__WRITTEN INSTRUCTION__:
Select all lines holding the word "clusters" from the entries that follow.
※
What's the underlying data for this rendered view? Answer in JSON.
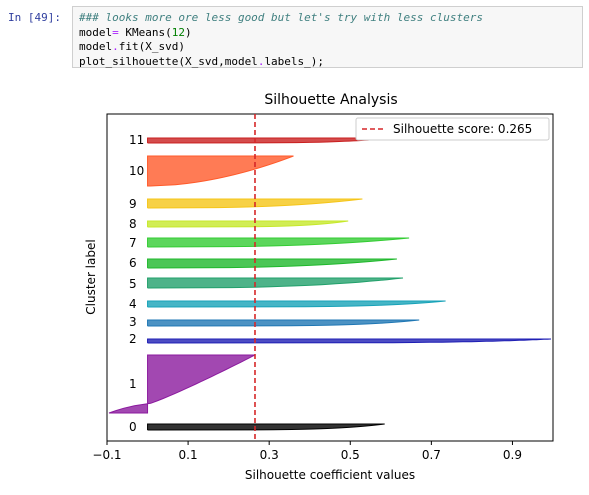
{
  "cell": {
    "prompt": "In [49]:",
    "code": [
      {
        "parts": [
          {
            "t": "### looks more ore less good but let's try with less clusters",
            "c": "comment"
          }
        ]
      },
      {
        "parts": [
          {
            "t": "model",
            "c": ""
          },
          {
            "t": "=",
            "c": "op"
          },
          {
            "t": " KMeans(",
            "c": ""
          },
          {
            "t": "12",
            "c": "num"
          },
          {
            "t": ")",
            "c": ""
          }
        ]
      },
      {
        "parts": [
          {
            "t": "model",
            "c": ""
          },
          {
            "t": ".",
            "c": "op"
          },
          {
            "t": "fit(X_svd)",
            "c": ""
          }
        ]
      },
      {
        "parts": [
          {
            "t": "plot_silhouette(X_svd,model",
            "c": ""
          },
          {
            "t": ".",
            "c": "op"
          },
          {
            "t": "labels_);",
            "c": ""
          }
        ]
      }
    ]
  },
  "chart_data": {
    "type": "area",
    "title": "Silhouette Analysis",
    "xlabel": "Silhouette coefficient values",
    "ylabel": "Cluster label",
    "xlim": [
      -0.1,
      1.0
    ],
    "xticks": [
      -0.1,
      0.1,
      0.3,
      0.5,
      0.7,
      0.9
    ],
    "xtick_labels": [
      "−0.1",
      "0.1",
      "0.3",
      "0.5",
      "0.7",
      "0.9"
    ],
    "grid": false,
    "legend": {
      "position": "top-right",
      "entries": [
        "Silhouette score: 0.265"
      ]
    },
    "silhouette_score": 0.265,
    "score_line_color": "#d62728",
    "clusters": [
      {
        "label": "0",
        "color": "#000000",
        "max": 0.585,
        "min": 0.0,
        "size": 4,
        "band": [
          0.0,
          0.0
        ],
        "shape": "thin"
      },
      {
        "label": "1",
        "color": "#8b1a9e",
        "max": 0.265,
        "min": -0.095,
        "size": 56,
        "band": [
          0.0,
          1.0
        ],
        "shape": "tail"
      },
      {
        "label": "2",
        "color": "#1f1fb4",
        "max": 0.995,
        "min": 0.0,
        "size": 3,
        "band": [
          0.0,
          0.0
        ],
        "shape": "thin"
      },
      {
        "label": "3",
        "color": "#1f77b4",
        "max": 0.67,
        "min": 0.0,
        "size": 5,
        "band": [
          0.0,
          0.0
        ],
        "shape": "thin"
      },
      {
        "label": "4",
        "color": "#17a2b8",
        "max": 0.735,
        "min": 0.0,
        "size": 5,
        "band": [
          0.0,
          0.0
        ],
        "shape": "thin"
      },
      {
        "label": "5",
        "color": "#22a06b",
        "max": 0.63,
        "min": 0.0,
        "size": 8,
        "band": [
          0.0,
          0.0
        ],
        "shape": "wedge"
      },
      {
        "label": "6",
        "color": "#1fb82c",
        "max": 0.615,
        "min": 0.0,
        "size": 7,
        "band": [
          0.0,
          0.0
        ],
        "shape": "wedge"
      },
      {
        "label": "7",
        "color": "#33cc33",
        "max": 0.645,
        "min": 0.0,
        "size": 7,
        "band": [
          0.0,
          0.0
        ],
        "shape": "wedge"
      },
      {
        "label": "8",
        "color": "#c6e82a",
        "max": 0.495,
        "min": 0.0,
        "size": 5,
        "band": [
          0.0,
          0.0
        ],
        "shape": "thin"
      },
      {
        "label": "9",
        "color": "#f5c518",
        "max": 0.53,
        "min": 0.0,
        "size": 8,
        "band": [
          0.0,
          0.0
        ],
        "shape": "wedge"
      },
      {
        "label": "10",
        "color": "#ff5a2a",
        "max": 0.36,
        "min": 0.0,
        "size": 28,
        "band": [
          0.0,
          0.0
        ],
        "shape": "big"
      },
      {
        "label": "11",
        "color": "#c91f1f",
        "max": 0.605,
        "min": 0.0,
        "size": 4,
        "band": [
          0.0,
          0.0
        ],
        "shape": "thin"
      }
    ]
  }
}
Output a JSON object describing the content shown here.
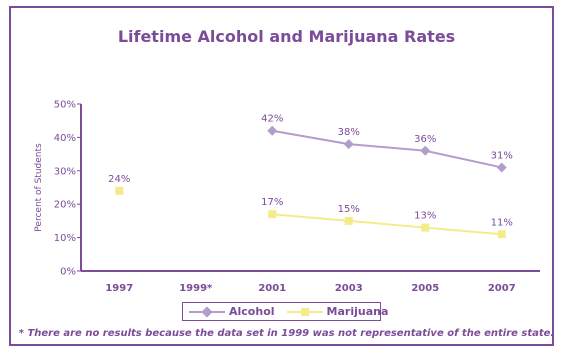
※
__ANSWER IN FULL__:
            "t": "### looks more ore less good but let's try with less clusters",
    "clusters": [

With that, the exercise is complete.